• [What is asked]: In the listing below, find every line containing "title" and copy it out.

## begin Supplied data

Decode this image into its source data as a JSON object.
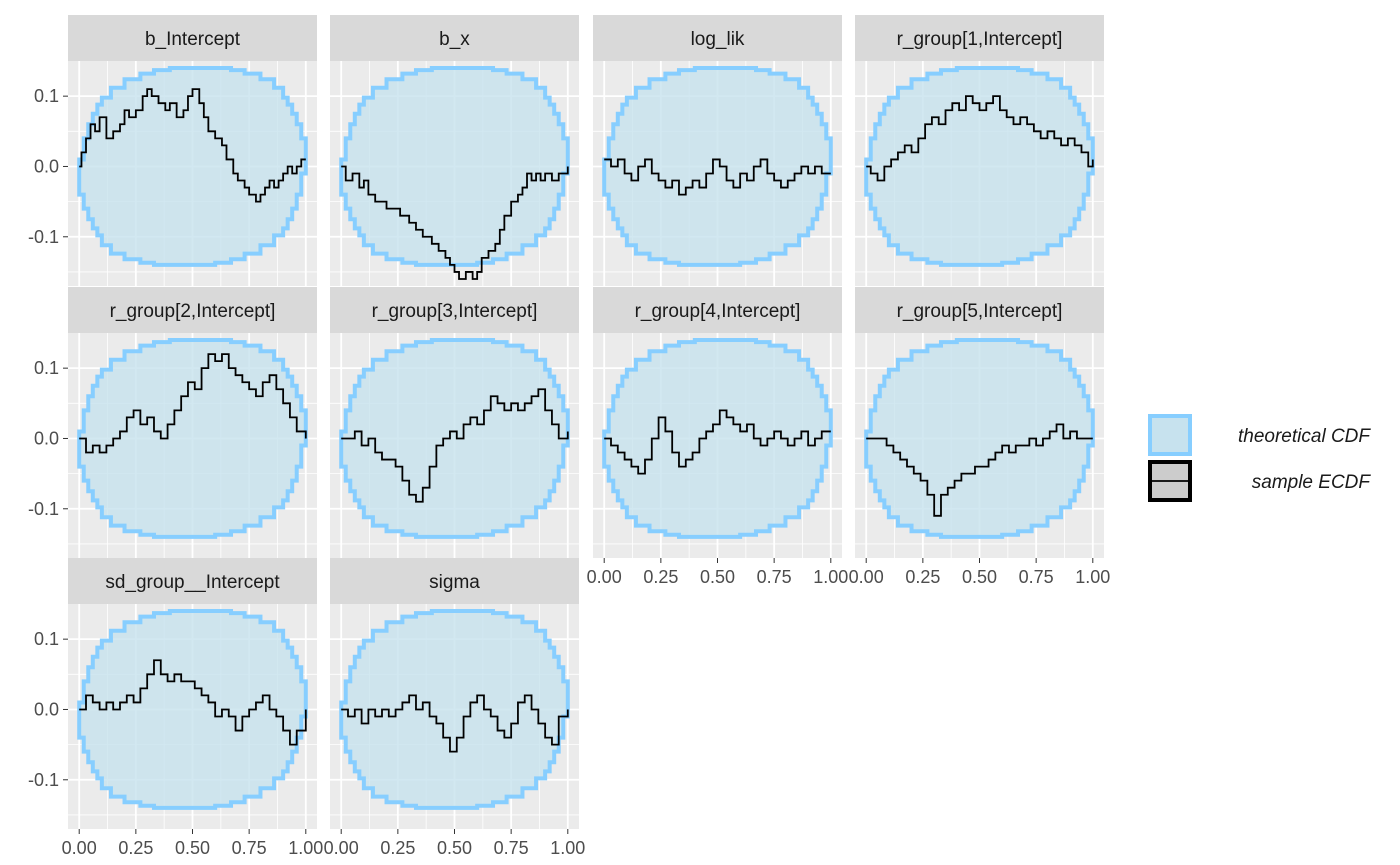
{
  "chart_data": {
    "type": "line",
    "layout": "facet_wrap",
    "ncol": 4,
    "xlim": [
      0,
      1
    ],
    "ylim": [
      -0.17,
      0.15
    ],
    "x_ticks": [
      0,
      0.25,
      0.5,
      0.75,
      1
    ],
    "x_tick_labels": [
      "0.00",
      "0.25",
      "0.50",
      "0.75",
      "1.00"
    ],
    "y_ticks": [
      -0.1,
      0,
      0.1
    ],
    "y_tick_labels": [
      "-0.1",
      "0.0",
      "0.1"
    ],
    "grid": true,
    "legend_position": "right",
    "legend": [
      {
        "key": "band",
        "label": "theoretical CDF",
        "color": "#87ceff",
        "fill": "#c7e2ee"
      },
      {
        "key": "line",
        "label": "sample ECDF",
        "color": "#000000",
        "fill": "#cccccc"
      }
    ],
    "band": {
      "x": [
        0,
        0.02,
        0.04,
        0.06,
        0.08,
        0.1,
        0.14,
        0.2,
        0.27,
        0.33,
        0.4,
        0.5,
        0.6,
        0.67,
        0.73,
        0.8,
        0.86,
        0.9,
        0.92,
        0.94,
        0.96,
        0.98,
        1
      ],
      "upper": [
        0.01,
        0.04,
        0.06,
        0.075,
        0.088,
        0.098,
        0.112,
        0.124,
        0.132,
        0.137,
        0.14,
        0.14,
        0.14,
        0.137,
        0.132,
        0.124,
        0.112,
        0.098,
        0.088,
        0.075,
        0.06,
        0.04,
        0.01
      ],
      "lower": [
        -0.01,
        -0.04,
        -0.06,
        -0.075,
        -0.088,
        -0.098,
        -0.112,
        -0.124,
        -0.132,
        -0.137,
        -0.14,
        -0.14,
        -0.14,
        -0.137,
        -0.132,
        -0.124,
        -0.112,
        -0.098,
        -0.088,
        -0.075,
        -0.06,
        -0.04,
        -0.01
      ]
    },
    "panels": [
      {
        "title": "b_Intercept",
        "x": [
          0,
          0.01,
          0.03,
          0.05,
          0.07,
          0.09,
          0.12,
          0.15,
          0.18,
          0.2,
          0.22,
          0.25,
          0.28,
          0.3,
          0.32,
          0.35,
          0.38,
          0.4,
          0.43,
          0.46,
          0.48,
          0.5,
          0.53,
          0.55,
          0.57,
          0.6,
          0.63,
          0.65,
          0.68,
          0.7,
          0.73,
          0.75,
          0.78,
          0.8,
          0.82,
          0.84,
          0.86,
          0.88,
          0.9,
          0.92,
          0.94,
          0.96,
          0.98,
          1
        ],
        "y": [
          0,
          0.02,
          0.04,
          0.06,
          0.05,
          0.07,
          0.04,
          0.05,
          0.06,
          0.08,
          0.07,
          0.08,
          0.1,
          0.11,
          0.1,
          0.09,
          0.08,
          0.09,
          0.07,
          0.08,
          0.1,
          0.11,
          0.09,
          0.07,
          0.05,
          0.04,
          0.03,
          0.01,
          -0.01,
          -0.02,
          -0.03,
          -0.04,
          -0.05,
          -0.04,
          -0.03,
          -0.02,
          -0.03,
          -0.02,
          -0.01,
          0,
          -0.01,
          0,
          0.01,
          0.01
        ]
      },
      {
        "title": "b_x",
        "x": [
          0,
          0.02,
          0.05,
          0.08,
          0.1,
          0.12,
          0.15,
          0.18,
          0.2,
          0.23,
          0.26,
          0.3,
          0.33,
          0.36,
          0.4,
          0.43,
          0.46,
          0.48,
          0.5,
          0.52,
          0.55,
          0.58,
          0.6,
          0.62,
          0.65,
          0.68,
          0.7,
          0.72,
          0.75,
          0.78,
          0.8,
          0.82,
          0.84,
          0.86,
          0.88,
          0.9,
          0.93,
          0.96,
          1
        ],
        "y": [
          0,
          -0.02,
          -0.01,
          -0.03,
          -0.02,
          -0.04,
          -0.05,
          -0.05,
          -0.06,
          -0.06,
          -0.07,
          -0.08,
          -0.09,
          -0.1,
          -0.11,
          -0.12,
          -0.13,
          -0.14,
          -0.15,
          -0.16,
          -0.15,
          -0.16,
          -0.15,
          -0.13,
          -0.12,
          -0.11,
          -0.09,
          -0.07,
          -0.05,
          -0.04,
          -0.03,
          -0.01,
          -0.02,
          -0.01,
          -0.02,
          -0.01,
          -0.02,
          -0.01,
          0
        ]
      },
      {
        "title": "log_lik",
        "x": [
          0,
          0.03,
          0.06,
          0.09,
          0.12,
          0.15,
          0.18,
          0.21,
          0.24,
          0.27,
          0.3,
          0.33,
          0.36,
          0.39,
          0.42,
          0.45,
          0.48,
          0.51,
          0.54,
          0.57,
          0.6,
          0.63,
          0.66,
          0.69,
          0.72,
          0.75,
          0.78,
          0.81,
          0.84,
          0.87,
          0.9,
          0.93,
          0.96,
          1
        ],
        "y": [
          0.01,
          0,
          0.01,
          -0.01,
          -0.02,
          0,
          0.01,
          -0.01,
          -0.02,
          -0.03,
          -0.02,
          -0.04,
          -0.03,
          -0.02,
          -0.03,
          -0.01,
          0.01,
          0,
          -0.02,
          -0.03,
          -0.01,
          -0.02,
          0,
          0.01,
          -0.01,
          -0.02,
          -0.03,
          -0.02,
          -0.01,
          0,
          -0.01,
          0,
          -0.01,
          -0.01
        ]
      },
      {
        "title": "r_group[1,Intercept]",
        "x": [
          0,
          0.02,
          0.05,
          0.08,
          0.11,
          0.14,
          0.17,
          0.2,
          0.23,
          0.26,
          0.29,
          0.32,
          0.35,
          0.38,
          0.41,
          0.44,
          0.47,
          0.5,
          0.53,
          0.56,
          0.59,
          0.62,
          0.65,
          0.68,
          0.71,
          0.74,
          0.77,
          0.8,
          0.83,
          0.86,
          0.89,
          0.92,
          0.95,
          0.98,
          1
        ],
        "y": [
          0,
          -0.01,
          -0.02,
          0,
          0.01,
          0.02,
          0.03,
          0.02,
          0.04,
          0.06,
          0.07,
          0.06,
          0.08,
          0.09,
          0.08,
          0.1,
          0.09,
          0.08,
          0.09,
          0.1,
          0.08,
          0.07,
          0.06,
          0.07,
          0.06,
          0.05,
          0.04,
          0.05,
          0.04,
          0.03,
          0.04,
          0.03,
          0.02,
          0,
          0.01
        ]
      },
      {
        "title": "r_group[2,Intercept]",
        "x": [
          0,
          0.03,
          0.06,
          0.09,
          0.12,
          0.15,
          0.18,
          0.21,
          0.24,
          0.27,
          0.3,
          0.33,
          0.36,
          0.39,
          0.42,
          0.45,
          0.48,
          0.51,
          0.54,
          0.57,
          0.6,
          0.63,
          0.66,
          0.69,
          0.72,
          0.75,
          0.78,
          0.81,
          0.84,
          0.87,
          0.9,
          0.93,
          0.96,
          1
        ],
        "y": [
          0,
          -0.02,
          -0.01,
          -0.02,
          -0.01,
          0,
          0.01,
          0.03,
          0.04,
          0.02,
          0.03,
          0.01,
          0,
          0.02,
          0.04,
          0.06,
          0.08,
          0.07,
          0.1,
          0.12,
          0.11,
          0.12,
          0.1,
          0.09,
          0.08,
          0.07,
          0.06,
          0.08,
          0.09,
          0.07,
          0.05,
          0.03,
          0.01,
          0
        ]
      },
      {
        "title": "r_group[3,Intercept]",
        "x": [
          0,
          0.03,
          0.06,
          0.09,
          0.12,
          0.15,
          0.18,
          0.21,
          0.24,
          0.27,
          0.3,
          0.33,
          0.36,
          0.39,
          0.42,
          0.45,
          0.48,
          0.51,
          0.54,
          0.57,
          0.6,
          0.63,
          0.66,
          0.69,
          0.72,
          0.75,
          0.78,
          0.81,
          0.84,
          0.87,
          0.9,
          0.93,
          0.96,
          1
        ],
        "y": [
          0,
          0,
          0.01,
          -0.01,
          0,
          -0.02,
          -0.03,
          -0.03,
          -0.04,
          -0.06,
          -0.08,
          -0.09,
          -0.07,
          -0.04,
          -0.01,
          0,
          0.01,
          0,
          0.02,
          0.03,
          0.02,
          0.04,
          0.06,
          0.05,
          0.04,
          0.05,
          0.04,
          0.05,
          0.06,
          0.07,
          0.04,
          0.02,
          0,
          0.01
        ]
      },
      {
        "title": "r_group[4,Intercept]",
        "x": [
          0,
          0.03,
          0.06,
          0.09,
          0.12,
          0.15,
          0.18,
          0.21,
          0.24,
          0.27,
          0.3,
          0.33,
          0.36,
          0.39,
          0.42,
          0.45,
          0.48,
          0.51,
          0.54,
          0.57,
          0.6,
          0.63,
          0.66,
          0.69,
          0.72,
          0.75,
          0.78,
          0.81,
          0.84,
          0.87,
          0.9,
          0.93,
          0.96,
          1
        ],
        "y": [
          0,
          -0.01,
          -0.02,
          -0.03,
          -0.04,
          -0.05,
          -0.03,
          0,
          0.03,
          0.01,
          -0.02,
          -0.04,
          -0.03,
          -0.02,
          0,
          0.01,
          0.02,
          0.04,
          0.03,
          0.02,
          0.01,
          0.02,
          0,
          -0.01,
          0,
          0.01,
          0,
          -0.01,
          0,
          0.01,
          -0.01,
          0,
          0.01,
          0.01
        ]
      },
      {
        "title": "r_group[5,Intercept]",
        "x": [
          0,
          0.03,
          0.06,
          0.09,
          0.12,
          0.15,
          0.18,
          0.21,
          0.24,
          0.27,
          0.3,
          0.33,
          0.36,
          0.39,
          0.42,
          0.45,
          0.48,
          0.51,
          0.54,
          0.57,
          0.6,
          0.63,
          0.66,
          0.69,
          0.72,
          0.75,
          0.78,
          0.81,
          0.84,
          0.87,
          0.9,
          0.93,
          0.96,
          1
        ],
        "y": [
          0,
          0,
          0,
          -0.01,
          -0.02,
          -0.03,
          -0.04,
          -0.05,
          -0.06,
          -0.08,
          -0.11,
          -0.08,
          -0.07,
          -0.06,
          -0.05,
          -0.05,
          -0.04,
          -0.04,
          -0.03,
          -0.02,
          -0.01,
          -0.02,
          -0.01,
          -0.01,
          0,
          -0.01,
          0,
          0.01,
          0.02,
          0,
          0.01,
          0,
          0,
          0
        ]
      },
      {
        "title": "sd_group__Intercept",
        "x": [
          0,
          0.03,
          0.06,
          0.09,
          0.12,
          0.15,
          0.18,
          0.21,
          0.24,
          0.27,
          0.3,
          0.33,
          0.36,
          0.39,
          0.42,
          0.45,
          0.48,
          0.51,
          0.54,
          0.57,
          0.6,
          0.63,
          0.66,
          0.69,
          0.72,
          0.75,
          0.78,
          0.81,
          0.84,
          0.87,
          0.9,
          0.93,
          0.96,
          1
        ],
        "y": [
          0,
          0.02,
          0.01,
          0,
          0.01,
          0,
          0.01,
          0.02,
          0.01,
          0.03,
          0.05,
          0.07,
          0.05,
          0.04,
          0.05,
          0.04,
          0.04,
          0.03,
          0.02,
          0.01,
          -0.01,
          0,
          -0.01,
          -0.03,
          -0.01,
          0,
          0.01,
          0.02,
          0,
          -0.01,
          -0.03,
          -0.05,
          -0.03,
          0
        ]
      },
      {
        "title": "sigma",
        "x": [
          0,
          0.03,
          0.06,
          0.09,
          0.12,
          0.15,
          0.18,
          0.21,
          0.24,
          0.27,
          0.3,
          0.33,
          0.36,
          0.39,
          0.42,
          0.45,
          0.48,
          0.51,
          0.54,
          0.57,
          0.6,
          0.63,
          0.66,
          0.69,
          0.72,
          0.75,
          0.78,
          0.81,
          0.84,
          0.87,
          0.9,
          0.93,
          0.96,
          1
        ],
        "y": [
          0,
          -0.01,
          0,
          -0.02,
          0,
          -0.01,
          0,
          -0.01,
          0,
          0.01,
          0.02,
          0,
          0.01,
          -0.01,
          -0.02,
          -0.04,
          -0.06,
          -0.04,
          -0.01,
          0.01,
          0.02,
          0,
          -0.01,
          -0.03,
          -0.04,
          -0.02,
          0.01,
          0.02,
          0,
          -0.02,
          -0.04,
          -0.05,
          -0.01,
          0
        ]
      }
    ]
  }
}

## end Supplied data

• [Task answer]:
        "title": "b_Intercept",
        "title": "b_x",
        "title": "log_lik",
        "title": "r_group[1,Intercept]",
        "title": "r_group[2,Intercept]",
        "title": "r_group[3,Intercept]",
        "title": "r_group[4,Intercept]",
        "title": "r_group[5,Intercept]",
        "title": "sd_group__Intercept",
        "title": "sigma",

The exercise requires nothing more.